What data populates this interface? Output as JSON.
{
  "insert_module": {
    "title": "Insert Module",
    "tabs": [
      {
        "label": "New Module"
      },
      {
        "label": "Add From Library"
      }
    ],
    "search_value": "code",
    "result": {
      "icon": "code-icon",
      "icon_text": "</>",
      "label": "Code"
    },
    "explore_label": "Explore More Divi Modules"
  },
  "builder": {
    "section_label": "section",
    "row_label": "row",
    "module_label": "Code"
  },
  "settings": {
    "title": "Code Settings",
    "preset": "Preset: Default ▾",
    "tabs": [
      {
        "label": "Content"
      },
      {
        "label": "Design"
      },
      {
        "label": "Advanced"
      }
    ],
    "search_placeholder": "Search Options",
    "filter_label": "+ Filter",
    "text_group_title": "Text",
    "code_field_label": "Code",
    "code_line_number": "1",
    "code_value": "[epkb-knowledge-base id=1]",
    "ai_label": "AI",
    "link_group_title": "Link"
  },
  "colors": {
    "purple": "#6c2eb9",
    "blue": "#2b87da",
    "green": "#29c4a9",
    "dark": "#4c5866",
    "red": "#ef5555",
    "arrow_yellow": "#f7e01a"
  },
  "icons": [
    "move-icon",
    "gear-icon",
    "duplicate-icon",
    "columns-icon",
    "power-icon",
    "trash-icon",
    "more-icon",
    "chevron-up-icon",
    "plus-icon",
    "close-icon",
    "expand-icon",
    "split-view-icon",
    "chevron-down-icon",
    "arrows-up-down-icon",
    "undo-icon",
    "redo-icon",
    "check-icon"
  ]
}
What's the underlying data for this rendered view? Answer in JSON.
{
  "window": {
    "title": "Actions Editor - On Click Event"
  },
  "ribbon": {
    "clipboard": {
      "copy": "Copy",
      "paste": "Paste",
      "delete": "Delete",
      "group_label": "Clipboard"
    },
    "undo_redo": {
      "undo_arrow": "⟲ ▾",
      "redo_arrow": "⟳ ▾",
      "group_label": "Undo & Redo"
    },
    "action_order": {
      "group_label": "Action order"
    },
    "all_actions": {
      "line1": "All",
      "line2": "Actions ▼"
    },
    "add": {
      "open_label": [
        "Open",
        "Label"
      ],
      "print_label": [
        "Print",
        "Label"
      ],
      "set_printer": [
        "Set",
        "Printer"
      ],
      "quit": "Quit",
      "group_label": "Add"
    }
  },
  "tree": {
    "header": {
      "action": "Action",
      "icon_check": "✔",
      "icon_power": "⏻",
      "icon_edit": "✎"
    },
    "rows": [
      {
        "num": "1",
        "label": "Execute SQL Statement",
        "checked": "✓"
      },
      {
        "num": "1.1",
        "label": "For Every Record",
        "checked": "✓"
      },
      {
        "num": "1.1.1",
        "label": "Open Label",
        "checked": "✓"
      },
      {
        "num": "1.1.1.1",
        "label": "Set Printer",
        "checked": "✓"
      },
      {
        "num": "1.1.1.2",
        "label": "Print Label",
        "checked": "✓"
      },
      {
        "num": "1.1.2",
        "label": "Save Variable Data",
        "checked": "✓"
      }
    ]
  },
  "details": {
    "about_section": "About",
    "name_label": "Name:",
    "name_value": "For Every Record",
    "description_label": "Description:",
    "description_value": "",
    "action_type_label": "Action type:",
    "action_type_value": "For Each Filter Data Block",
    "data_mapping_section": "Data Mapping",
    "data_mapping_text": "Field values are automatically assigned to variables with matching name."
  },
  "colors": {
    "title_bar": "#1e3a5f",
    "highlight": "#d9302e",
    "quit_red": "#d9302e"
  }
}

[THE TASK]
Of all the lines in the data above, state how many include "What". Say only the number.

[TASK RESULT]
2